:: Problem statement ::
Extract the text of every entry below exactly; leave images out.

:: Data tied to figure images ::
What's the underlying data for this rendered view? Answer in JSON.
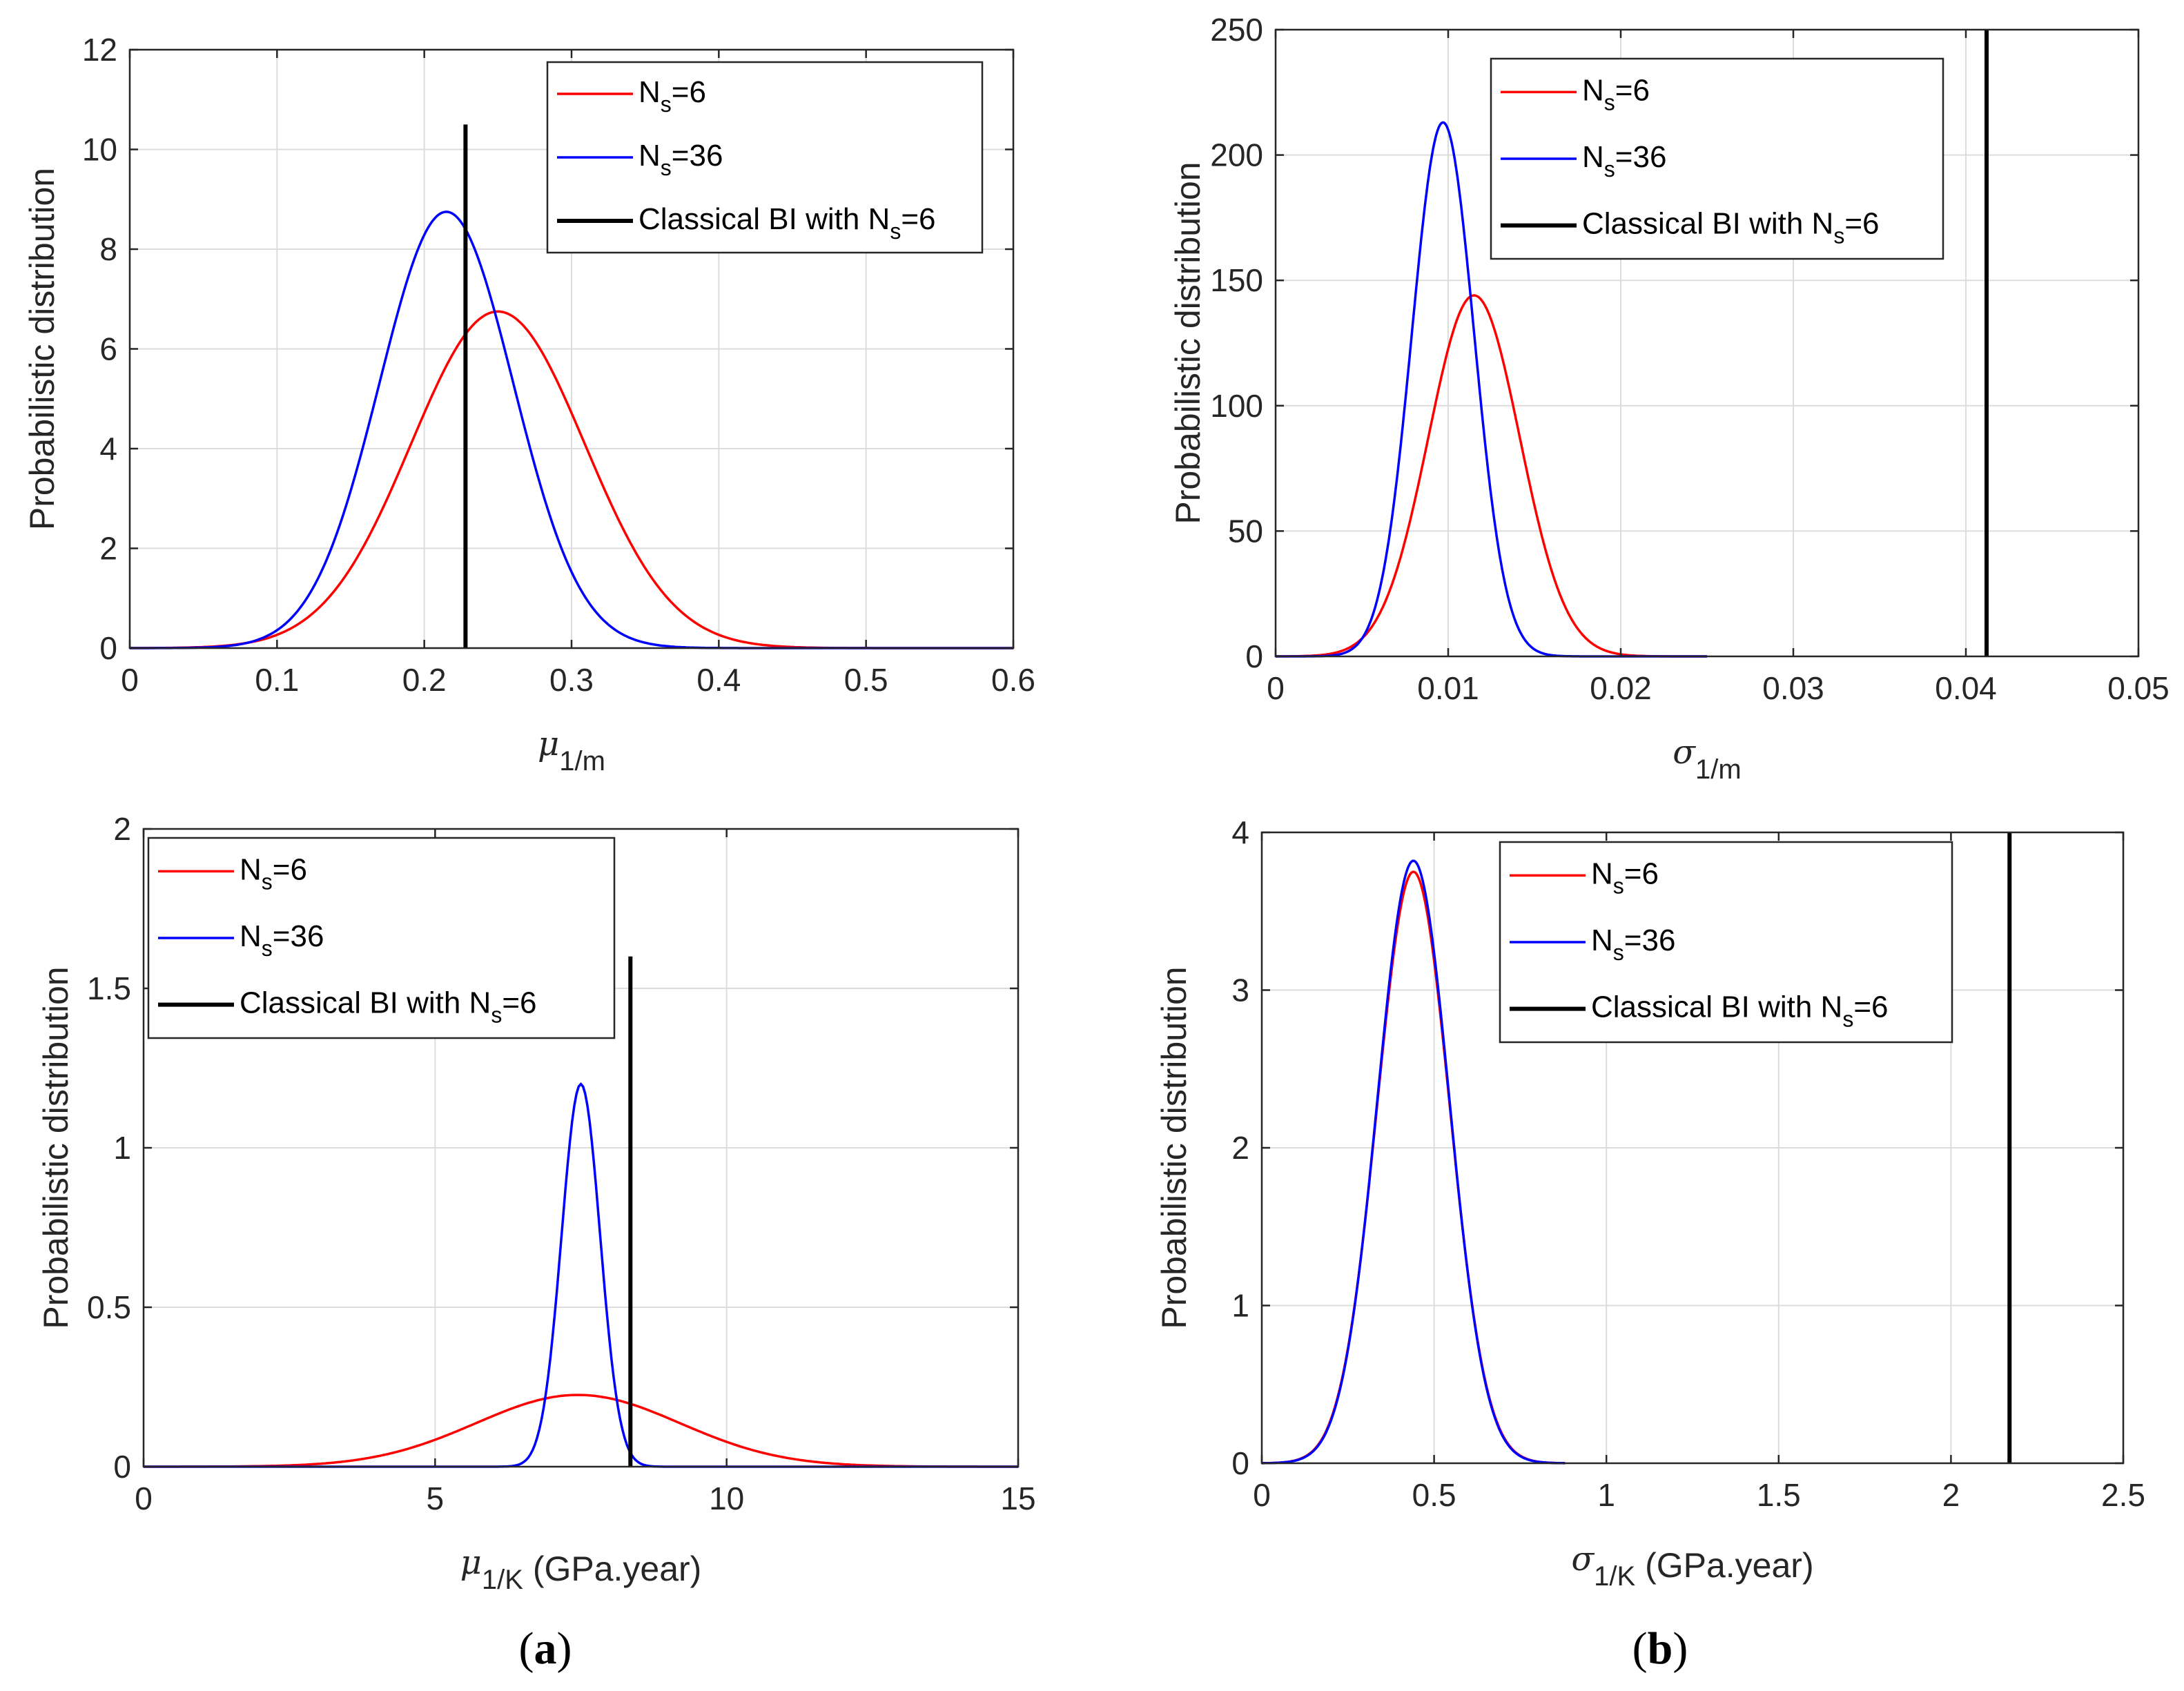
{
  "figure": {
    "panel_labels": [
      {
        "open": "(",
        "letter": "a",
        "close": ")"
      },
      {
        "open": "(",
        "letter": "b",
        "close": ")"
      }
    ]
  },
  "colors": {
    "ns6": "#ff0000",
    "ns36": "#0000ff",
    "classical": "#000000",
    "grid": "#dcdcdc",
    "axes": "#262626"
  },
  "chart_data": [
    {
      "type": "line",
      "xlabel": {
        "symbol": "μ",
        "sub": "1/m",
        "suffix": ""
      },
      "ylabel": "Probabilistic distribution",
      "xlim": [
        0,
        0.6
      ],
      "ylim": [
        0,
        12
      ],
      "xticks": [
        0,
        0.1,
        0.2,
        0.3,
        0.4,
        0.5,
        0.6
      ],
      "yticks": [
        0,
        2,
        4,
        6,
        8,
        10,
        12
      ],
      "xtick_labels": [
        "0",
        "0.1",
        "0.2",
        "0.3",
        "0.4",
        "0.5",
        "0.6"
      ],
      "ytick_labels": [
        "0",
        "2",
        "4",
        "6",
        "8",
        "10",
        "12"
      ],
      "grid": true,
      "legend_location": "top-right",
      "series": [
        {
          "name": "N",
          "sub": "s",
          "suffix": "=6",
          "color": "#ff0000",
          "peak_x": 0.25,
          "peak_y": 6.75,
          "sigma": 0.059,
          "x_range": [
            0,
            0.6
          ]
        },
        {
          "name": "N",
          "sub": "s",
          "suffix": "=36",
          "color": "#0000ff",
          "peak_x": 0.215,
          "peak_y": 8.75,
          "sigma": 0.0455,
          "x_range": [
            0,
            0.6
          ]
        }
      ],
      "vertical_line": {
        "name": "Classical BI with N",
        "sub": "s",
        "suffix": "=6",
        "x": 0.228,
        "y_top": 10.5,
        "color": "#000000"
      }
    },
    {
      "type": "line",
      "xlabel": {
        "symbol": "σ",
        "sub": "1/m",
        "suffix": ""
      },
      "ylabel": "Probabilistic distribution",
      "xlim": [
        0,
        0.05
      ],
      "ylim": [
        0,
        250
      ],
      "xticks": [
        0,
        0.01,
        0.02,
        0.03,
        0.04,
        0.05
      ],
      "yticks": [
        0,
        50,
        100,
        150,
        200,
        250
      ],
      "xtick_labels": [
        "0",
        "0.01",
        "0.02",
        "0.03",
        "0.04",
        "0.05"
      ],
      "ytick_labels": [
        "0",
        "50",
        "100",
        "150",
        "200",
        "250"
      ],
      "grid": true,
      "legend_location": "top-right",
      "series": [
        {
          "name": "N",
          "sub": "s",
          "suffix": "=6",
          "color": "#ff0000",
          "peak_x": 0.0115,
          "peak_y": 144,
          "sigma": 0.00265,
          "x_range": [
            0,
            0.025
          ]
        },
        {
          "name": "N",
          "sub": "s",
          "suffix": "=36",
          "color": "#0000ff",
          "peak_x": 0.0097,
          "peak_y": 213,
          "sigma": 0.0018,
          "x_range": [
            0,
            0.025
          ]
        }
      ],
      "vertical_line": {
        "name": "Classical BI with N",
        "sub": "s",
        "suffix": "=6",
        "x": 0.0412,
        "y_top": 250,
        "color": "#000000"
      }
    },
    {
      "type": "line",
      "xlabel": {
        "symbol": "μ",
        "sub": "1/K",
        "suffix": " (GPa.year)"
      },
      "ylabel": "Probabilistic distribution",
      "xlim": [
        0,
        15
      ],
      "ylim": [
        0,
        2
      ],
      "xticks": [
        0,
        5,
        10,
        15
      ],
      "yticks": [
        0,
        0.5,
        1,
        1.5,
        2
      ],
      "xtick_labels": [
        "0",
        "5",
        "10",
        "15"
      ],
      "ytick_labels": [
        "0",
        "0.5",
        "1",
        "1.5",
        "2"
      ],
      "grid": true,
      "legend_location": "top-left",
      "series": [
        {
          "name": "N",
          "sub": "s",
          "suffix": "=6",
          "color": "#ff0000",
          "peak_x": 7.45,
          "peak_y": 0.225,
          "sigma": 1.75,
          "x_range": [
            0,
            15
          ]
        },
        {
          "name": "N",
          "sub": "s",
          "suffix": "=36",
          "color": "#0000ff",
          "peak_x": 7.5,
          "peak_y": 1.2,
          "sigma": 0.33,
          "x_range": [
            0,
            15
          ]
        }
      ],
      "vertical_line": {
        "name": "Classical BI with N",
        "sub": "s",
        "suffix": "=6",
        "x": 8.35,
        "y_top": 1.6,
        "color": "#000000"
      }
    },
    {
      "type": "line",
      "xlabel": {
        "symbol": "σ",
        "sub": "1/K",
        "suffix": " (GPa.year)"
      },
      "ylabel": "Probabilistic distribution",
      "xlim": [
        0,
        2.5
      ],
      "ylim": [
        0,
        4
      ],
      "xticks": [
        0,
        0.5,
        1,
        1.5,
        2,
        2.5
      ],
      "yticks": [
        0,
        1,
        2,
        3,
        4
      ],
      "xtick_labels": [
        "0",
        "0.5",
        "1",
        "1.5",
        "2",
        "2.5"
      ],
      "ytick_labels": [
        "0",
        "1",
        "2",
        "3",
        "4"
      ],
      "grid": true,
      "legend_location": "top-right",
      "series": [
        {
          "name": "N",
          "sub": "s",
          "suffix": "=6",
          "color": "#ff0000",
          "peak_x": 0.44,
          "peak_y": 3.75,
          "sigma": 0.105,
          "x_range": [
            0,
            0.88
          ]
        },
        {
          "name": "N",
          "sub": "s",
          "suffix": "=36",
          "color": "#0000ff",
          "peak_x": 0.44,
          "peak_y": 3.82,
          "sigma": 0.104,
          "x_range": [
            0,
            0.88
          ]
        }
      ],
      "vertical_line": {
        "name": "Classical BI with N",
        "sub": "s",
        "suffix": "=6",
        "x": 2.17,
        "y_top": 4,
        "color": "#000000"
      }
    }
  ]
}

:: Complete response ::
What's the underlying data for this rendered view? Answer in JSON.
{
  "figure": {
    "panel_labels": [
      {
        "open": "(",
        "letter": "a",
        "close": ")"
      },
      {
        "open": "(",
        "letter": "b",
        "close": ")"
      }
    ]
  },
  "colors": {
    "ns6": "#ff0000",
    "ns36": "#0000ff",
    "classical": "#000000",
    "grid": "#dcdcdc",
    "axes": "#262626"
  },
  "chart_data": [
    {
      "type": "line",
      "xlabel": {
        "symbol": "μ",
        "sub": "1/m",
        "suffix": ""
      },
      "ylabel": "Probabilistic distribution",
      "xlim": [
        0,
        0.6
      ],
      "ylim": [
        0,
        12
      ],
      "xticks": [
        0,
        0.1,
        0.2,
        0.3,
        0.4,
        0.5,
        0.6
      ],
      "yticks": [
        0,
        2,
        4,
        6,
        8,
        10,
        12
      ],
      "xtick_labels": [
        "0",
        "0.1",
        "0.2",
        "0.3",
        "0.4",
        "0.5",
        "0.6"
      ],
      "ytick_labels": [
        "0",
        "2",
        "4",
        "6",
        "8",
        "10",
        "12"
      ],
      "grid": true,
      "legend_location": "top-right",
      "series": [
        {
          "name": "N",
          "sub": "s",
          "suffix": "=6",
          "color": "#ff0000",
          "peak_x": 0.25,
          "peak_y": 6.75,
          "sigma": 0.059,
          "x_range": [
            0,
            0.6
          ]
        },
        {
          "name": "N",
          "sub": "s",
          "suffix": "=36",
          "color": "#0000ff",
          "peak_x": 0.215,
          "peak_y": 8.75,
          "sigma": 0.0455,
          "x_range": [
            0,
            0.6
          ]
        }
      ],
      "vertical_line": {
        "name": "Classical BI with N",
        "sub": "s",
        "suffix": "=6",
        "x": 0.228,
        "y_top": 10.5,
        "color": "#000000"
      }
    },
    {
      "type": "line",
      "xlabel": {
        "symbol": "σ",
        "sub": "1/m",
        "suffix": ""
      },
      "ylabel": "Probabilistic distribution",
      "xlim": [
        0,
        0.05
      ],
      "ylim": [
        0,
        250
      ],
      "xticks": [
        0,
        0.01,
        0.02,
        0.03,
        0.04,
        0.05
      ],
      "yticks": [
        0,
        50,
        100,
        150,
        200,
        250
      ],
      "xtick_labels": [
        "0",
        "0.01",
        "0.02",
        "0.03",
        "0.04",
        "0.05"
      ],
      "ytick_labels": [
        "0",
        "50",
        "100",
        "150",
        "200",
        "250"
      ],
      "grid": true,
      "legend_location": "top-right",
      "series": [
        {
          "name": "N",
          "sub": "s",
          "suffix": "=6",
          "color": "#ff0000",
          "peak_x": 0.0115,
          "peak_y": 144,
          "sigma": 0.00265,
          "x_range": [
            0,
            0.025
          ]
        },
        {
          "name": "N",
          "sub": "s",
          "suffix": "=36",
          "color": "#0000ff",
          "peak_x": 0.0097,
          "peak_y": 213,
          "sigma": 0.0018,
          "x_range": [
            0,
            0.025
          ]
        }
      ],
      "vertical_line": {
        "name": "Classical BI with N",
        "sub": "s",
        "suffix": "=6",
        "x": 0.0412,
        "y_top": 250,
        "color": "#000000"
      }
    },
    {
      "type": "line",
      "xlabel": {
        "symbol": "μ",
        "sub": "1/K",
        "suffix": " (GPa.year)"
      },
      "ylabel": "Probabilistic distribution",
      "xlim": [
        0,
        15
      ],
      "ylim": [
        0,
        2
      ],
      "xticks": [
        0,
        5,
        10,
        15
      ],
      "yticks": [
        0,
        0.5,
        1,
        1.5,
        2
      ],
      "xtick_labels": [
        "0",
        "5",
        "10",
        "15"
      ],
      "ytick_labels": [
        "0",
        "0.5",
        "1",
        "1.5",
        "2"
      ],
      "grid": true,
      "legend_location": "top-left",
      "series": [
        {
          "name": "N",
          "sub": "s",
          "suffix": "=6",
          "color": "#ff0000",
          "peak_x": 7.45,
          "peak_y": 0.225,
          "sigma": 1.75,
          "x_range": [
            0,
            15
          ]
        },
        {
          "name": "N",
          "sub": "s",
          "suffix": "=36",
          "color": "#0000ff",
          "peak_x": 7.5,
          "peak_y": 1.2,
          "sigma": 0.33,
          "x_range": [
            0,
            15
          ]
        }
      ],
      "vertical_line": {
        "name": "Classical BI with N",
        "sub": "s",
        "suffix": "=6",
        "x": 8.35,
        "y_top": 1.6,
        "color": "#000000"
      }
    },
    {
      "type": "line",
      "xlabel": {
        "symbol": "σ",
        "sub": "1/K",
        "suffix": " (GPa.year)"
      },
      "ylabel": "Probabilistic distribution",
      "xlim": [
        0,
        2.5
      ],
      "ylim": [
        0,
        4
      ],
      "xticks": [
        0,
        0.5,
        1,
        1.5,
        2,
        2.5
      ],
      "yticks": [
        0,
        1,
        2,
        3,
        4
      ],
      "xtick_labels": [
        "0",
        "0.5",
        "1",
        "1.5",
        "2",
        "2.5"
      ],
      "ytick_labels": [
        "0",
        "1",
        "2",
        "3",
        "4"
      ],
      "grid": true,
      "legend_location": "top-right",
      "series": [
        {
          "name": "N",
          "sub": "s",
          "suffix": "=6",
          "color": "#ff0000",
          "peak_x": 0.44,
          "peak_y": 3.75,
          "sigma": 0.105,
          "x_range": [
            0,
            0.88
          ]
        },
        {
          "name": "N",
          "sub": "s",
          "suffix": "=36",
          "color": "#0000ff",
          "peak_x": 0.44,
          "peak_y": 3.82,
          "sigma": 0.104,
          "x_range": [
            0,
            0.88
          ]
        }
      ],
      "vertical_line": {
        "name": "Classical BI with N",
        "sub": "s",
        "suffix": "=6",
        "x": 2.17,
        "y_top": 4,
        "color": "#000000"
      }
    }
  ]
}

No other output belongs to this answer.